### Objective
Write out each entry again. Keep every word exactly as it is.

### Raw records

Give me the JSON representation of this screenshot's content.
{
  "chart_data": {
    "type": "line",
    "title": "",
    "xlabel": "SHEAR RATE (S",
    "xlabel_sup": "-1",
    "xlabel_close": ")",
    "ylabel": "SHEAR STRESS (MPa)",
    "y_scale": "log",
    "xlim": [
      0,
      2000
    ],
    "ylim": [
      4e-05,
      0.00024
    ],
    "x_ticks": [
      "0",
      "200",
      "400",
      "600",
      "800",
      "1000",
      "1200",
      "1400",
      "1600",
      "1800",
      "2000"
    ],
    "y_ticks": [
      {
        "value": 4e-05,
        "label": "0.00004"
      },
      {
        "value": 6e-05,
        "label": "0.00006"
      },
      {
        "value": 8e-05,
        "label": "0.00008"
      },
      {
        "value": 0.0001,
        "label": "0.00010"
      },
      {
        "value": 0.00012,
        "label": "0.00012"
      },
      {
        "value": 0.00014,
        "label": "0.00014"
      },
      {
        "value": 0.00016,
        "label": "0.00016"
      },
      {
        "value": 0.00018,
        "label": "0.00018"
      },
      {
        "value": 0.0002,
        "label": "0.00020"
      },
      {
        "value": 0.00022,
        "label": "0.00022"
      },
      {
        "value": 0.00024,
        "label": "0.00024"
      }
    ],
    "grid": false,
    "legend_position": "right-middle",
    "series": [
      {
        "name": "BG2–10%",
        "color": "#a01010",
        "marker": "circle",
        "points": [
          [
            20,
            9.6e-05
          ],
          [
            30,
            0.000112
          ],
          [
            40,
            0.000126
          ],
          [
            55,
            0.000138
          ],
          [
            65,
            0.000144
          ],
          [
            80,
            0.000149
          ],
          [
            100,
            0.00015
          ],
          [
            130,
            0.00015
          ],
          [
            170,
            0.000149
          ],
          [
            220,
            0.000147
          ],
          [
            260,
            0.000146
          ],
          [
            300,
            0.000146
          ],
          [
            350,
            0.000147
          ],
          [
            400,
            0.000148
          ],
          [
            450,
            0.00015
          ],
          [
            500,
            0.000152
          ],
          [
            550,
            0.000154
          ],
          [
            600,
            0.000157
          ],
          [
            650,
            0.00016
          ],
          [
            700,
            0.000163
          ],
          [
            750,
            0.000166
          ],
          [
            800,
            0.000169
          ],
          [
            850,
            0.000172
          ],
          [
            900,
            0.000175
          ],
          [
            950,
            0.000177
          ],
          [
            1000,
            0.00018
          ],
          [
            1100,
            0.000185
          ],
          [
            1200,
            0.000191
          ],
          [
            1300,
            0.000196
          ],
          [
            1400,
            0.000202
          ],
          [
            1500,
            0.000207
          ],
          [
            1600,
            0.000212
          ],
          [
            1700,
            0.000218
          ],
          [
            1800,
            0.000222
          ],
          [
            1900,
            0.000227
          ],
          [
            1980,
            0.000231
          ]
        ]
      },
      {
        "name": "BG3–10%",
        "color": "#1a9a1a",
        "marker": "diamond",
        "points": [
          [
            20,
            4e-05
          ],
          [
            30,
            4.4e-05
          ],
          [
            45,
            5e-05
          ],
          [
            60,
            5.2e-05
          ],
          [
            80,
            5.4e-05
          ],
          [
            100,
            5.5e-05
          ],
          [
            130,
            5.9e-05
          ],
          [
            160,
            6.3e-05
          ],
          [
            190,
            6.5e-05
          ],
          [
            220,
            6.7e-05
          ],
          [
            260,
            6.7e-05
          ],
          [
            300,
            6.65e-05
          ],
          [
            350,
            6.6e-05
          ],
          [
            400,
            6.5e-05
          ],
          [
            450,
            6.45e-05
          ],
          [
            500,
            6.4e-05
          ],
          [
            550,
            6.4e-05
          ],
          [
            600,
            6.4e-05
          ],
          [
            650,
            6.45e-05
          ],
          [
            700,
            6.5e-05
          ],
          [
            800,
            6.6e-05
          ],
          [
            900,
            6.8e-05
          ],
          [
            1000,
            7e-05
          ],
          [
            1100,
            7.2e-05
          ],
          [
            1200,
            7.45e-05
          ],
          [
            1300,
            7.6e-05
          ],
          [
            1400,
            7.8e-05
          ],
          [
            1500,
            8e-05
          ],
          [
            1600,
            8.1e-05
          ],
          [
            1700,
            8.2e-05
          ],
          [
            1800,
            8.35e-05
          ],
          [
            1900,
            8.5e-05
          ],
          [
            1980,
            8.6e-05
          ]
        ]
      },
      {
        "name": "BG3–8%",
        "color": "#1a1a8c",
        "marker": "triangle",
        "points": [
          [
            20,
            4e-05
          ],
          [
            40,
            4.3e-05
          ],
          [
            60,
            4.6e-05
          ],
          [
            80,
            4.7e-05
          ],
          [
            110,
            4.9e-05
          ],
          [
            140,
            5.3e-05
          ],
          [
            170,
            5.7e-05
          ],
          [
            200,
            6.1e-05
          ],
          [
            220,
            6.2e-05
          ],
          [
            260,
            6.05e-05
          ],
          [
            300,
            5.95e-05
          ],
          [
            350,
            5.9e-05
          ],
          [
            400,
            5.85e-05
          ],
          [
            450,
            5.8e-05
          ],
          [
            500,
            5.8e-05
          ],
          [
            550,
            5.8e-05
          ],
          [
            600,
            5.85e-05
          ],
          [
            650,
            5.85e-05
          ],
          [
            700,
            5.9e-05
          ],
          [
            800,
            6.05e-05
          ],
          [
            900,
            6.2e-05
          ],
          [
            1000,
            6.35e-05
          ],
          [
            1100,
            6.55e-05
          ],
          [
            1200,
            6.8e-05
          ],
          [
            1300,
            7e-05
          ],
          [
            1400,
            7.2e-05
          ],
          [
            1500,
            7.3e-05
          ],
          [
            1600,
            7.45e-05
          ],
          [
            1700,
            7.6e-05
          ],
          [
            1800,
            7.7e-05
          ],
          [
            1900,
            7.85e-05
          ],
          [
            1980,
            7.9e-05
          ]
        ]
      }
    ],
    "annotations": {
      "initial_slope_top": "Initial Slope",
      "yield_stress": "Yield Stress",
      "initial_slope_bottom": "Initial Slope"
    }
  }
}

### Solution
Give me the JSON representation of this screenshot's content.
{
  "chart_data": {
    "type": "line",
    "title": "",
    "xlabel": "SHEAR RATE (S",
    "xlabel_sup": "-1",
    "xlabel_close": ")",
    "ylabel": "SHEAR STRESS (MPa)",
    "y_scale": "log",
    "xlim": [
      0,
      2000
    ],
    "ylim": [
      4e-05,
      0.00024
    ],
    "x_ticks": [
      "0",
      "200",
      "400",
      "600",
      "800",
      "1000",
      "1200",
      "1400",
      "1600",
      "1800",
      "2000"
    ],
    "y_ticks": [
      {
        "value": 4e-05,
        "label": "0.00004"
      },
      {
        "value": 6e-05,
        "label": "0.00006"
      },
      {
        "value": 8e-05,
        "label": "0.00008"
      },
      {
        "value": 0.0001,
        "label": "0.00010"
      },
      {
        "value": 0.00012,
        "label": "0.00012"
      },
      {
        "value": 0.00014,
        "label": "0.00014"
      },
      {
        "value": 0.00016,
        "label": "0.00016"
      },
      {
        "value": 0.00018,
        "label": "0.00018"
      },
      {
        "value": 0.0002,
        "label": "0.00020"
      },
      {
        "value": 0.00022,
        "label": "0.00022"
      },
      {
        "value": 0.00024,
        "label": "0.00024"
      }
    ],
    "grid": false,
    "legend_position": "right-middle",
    "series": [
      {
        "name": "BG2–10%",
        "color": "#a01010",
        "marker": "circle",
        "points": [
          [
            20,
            9.6e-05
          ],
          [
            30,
            0.000112
          ],
          [
            40,
            0.000126
          ],
          [
            55,
            0.000138
          ],
          [
            65,
            0.000144
          ],
          [
            80,
            0.000149
          ],
          [
            100,
            0.00015
          ],
          [
            130,
            0.00015
          ],
          [
            170,
            0.000149
          ],
          [
            220,
            0.000147
          ],
          [
            260,
            0.000146
          ],
          [
            300,
            0.000146
          ],
          [
            350,
            0.000147
          ],
          [
            400,
            0.000148
          ],
          [
            450,
            0.00015
          ],
          [
            500,
            0.000152
          ],
          [
            550,
            0.000154
          ],
          [
            600,
            0.000157
          ],
          [
            650,
            0.00016
          ],
          [
            700,
            0.000163
          ],
          [
            750,
            0.000166
          ],
          [
            800,
            0.000169
          ],
          [
            850,
            0.000172
          ],
          [
            900,
            0.000175
          ],
          [
            950,
            0.000177
          ],
          [
            1000,
            0.00018
          ],
          [
            1100,
            0.000185
          ],
          [
            1200,
            0.000191
          ],
          [
            1300,
            0.000196
          ],
          [
            1400,
            0.000202
          ],
          [
            1500,
            0.000207
          ],
          [
            1600,
            0.000212
          ],
          [
            1700,
            0.000218
          ],
          [
            1800,
            0.000222
          ],
          [
            1900,
            0.000227
          ],
          [
            1980,
            0.000231
          ]
        ]
      },
      {
        "name": "BG3–10%",
        "color": "#1a9a1a",
        "marker": "diamond",
        "points": [
          [
            20,
            4e-05
          ],
          [
            30,
            4.4e-05
          ],
          [
            45,
            5e-05
          ],
          [
            60,
            5.2e-05
          ],
          [
            80,
            5.4e-05
          ],
          [
            100,
            5.5e-05
          ],
          [
            130,
            5.9e-05
          ],
          [
            160,
            6.3e-05
          ],
          [
            190,
            6.5e-05
          ],
          [
            220,
            6.7e-05
          ],
          [
            260,
            6.7e-05
          ],
          [
            300,
            6.65e-05
          ],
          [
            350,
            6.6e-05
          ],
          [
            400,
            6.5e-05
          ],
          [
            450,
            6.45e-05
          ],
          [
            500,
            6.4e-05
          ],
          [
            550,
            6.4e-05
          ],
          [
            600,
            6.4e-05
          ],
          [
            650,
            6.45e-05
          ],
          [
            700,
            6.5e-05
          ],
          [
            800,
            6.6e-05
          ],
          [
            900,
            6.8e-05
          ],
          [
            1000,
            7e-05
          ],
          [
            1100,
            7.2e-05
          ],
          [
            1200,
            7.45e-05
          ],
          [
            1300,
            7.6e-05
          ],
          [
            1400,
            7.8e-05
          ],
          [
            1500,
            8e-05
          ],
          [
            1600,
            8.1e-05
          ],
          [
            1700,
            8.2e-05
          ],
          [
            1800,
            8.35e-05
          ],
          [
            1900,
            8.5e-05
          ],
          [
            1980,
            8.6e-05
          ]
        ]
      },
      {
        "name": "BG3–8%",
        "color": "#1a1a8c",
        "marker": "triangle",
        "points": [
          [
            20,
            4e-05
          ],
          [
            40,
            4.3e-05
          ],
          [
            60,
            4.6e-05
          ],
          [
            80,
            4.7e-05
          ],
          [
            110,
            4.9e-05
          ],
          [
            140,
            5.3e-05
          ],
          [
            170,
            5.7e-05
          ],
          [
            200,
            6.1e-05
          ],
          [
            220,
            6.2e-05
          ],
          [
            260,
            6.05e-05
          ],
          [
            300,
            5.95e-05
          ],
          [
            350,
            5.9e-05
          ],
          [
            400,
            5.85e-05
          ],
          [
            450,
            5.8e-05
          ],
          [
            500,
            5.8e-05
          ],
          [
            550,
            5.8e-05
          ],
          [
            600,
            5.85e-05
          ],
          [
            650,
            5.85e-05
          ],
          [
            700,
            5.9e-05
          ],
          [
            800,
            6.05e-05
          ],
          [
            900,
            6.2e-05
          ],
          [
            1000,
            6.35e-05
          ],
          [
            1100,
            6.55e-05
          ],
          [
            1200,
            6.8e-05
          ],
          [
            1300,
            7e-05
          ],
          [
            1400,
            7.2e-05
          ],
          [
            1500,
            7.3e-05
          ],
          [
            1600,
            7.45e-05
          ],
          [
            1700,
            7.6e-05
          ],
          [
            1800,
            7.7e-05
          ],
          [
            1900,
            7.85e-05
          ],
          [
            1980,
            7.9e-05
          ]
        ]
      }
    ],
    "annotations": {
      "initial_slope_top": "Initial Slope",
      "yield_stress": "Yield Stress",
      "initial_slope_bottom": "Initial Slope"
    }
  }
}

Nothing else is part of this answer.